**Extracted material**
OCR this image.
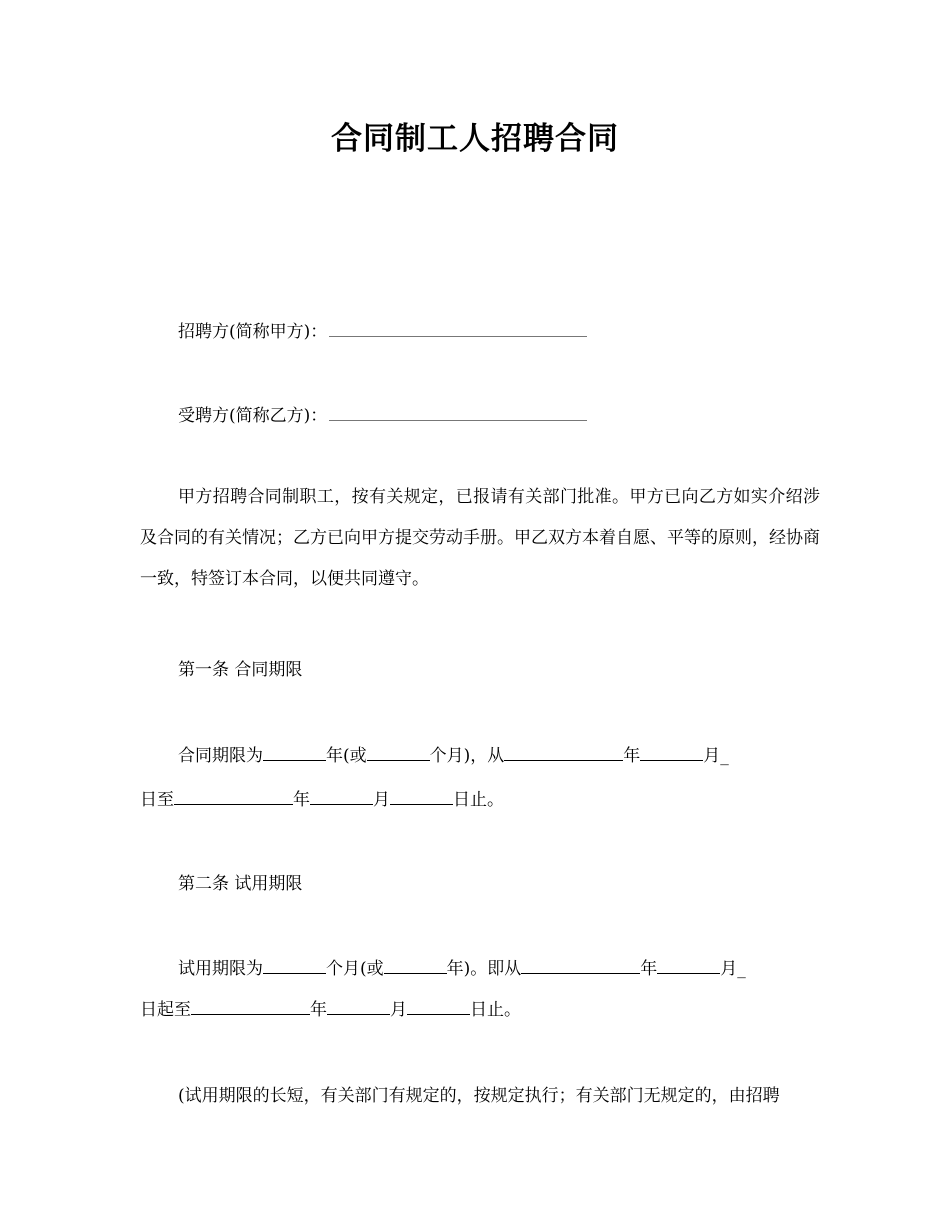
合同制工人招聘合同
招聘方(简称甲方)：
受聘方(简称乙方)：
甲方招聘合同制职工，按有关规定，已报请有关部门批准。甲方已向乙方如实介绍涉及合同的有关情况；乙方已向甲方提交劳动手册。甲乙双方本着自愿、平等的原则，经协商一致，特签订本合同，以便共同遵守。
第一条 合同期限
合同期限为	年(或	个月)，从	年	月_
日至	年	月	日止。
第二条 试用期限
试用期限为	个月(或	年)。即从	年	月_
日起至	年	月	日止。
(试用期限的长短，有关部门有规定的，按规定执行；有关部门无规定的，由招聘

**Stated goal**
The listing above must be printed again exactly, minus its pictures.

**Written response**
OCR this image.
合同制工人招聘合同
招聘方(简称甲方)：
受聘方(简称乙方)：
甲方招聘合同制职工，按有关规定，已报请有关部门批准。甲方已向乙方如实介绍涉及合同的有关情况；乙方已向甲方提交劳动手册。甲乙双方本着自愿、平等的原则，经协商一致，特签订本合同，以便共同遵守。
第一条 合同期限
合同期限为	年(或	个月)，从	年	月_
日至	年	月	日止。
第二条 试用期限
试用期限为	个月(或	年)。即从	年	月_
日起至	年	月	日止。
(试用期限的长短，有关部门有规定的，按规定执行；有关部门无规定的，由招聘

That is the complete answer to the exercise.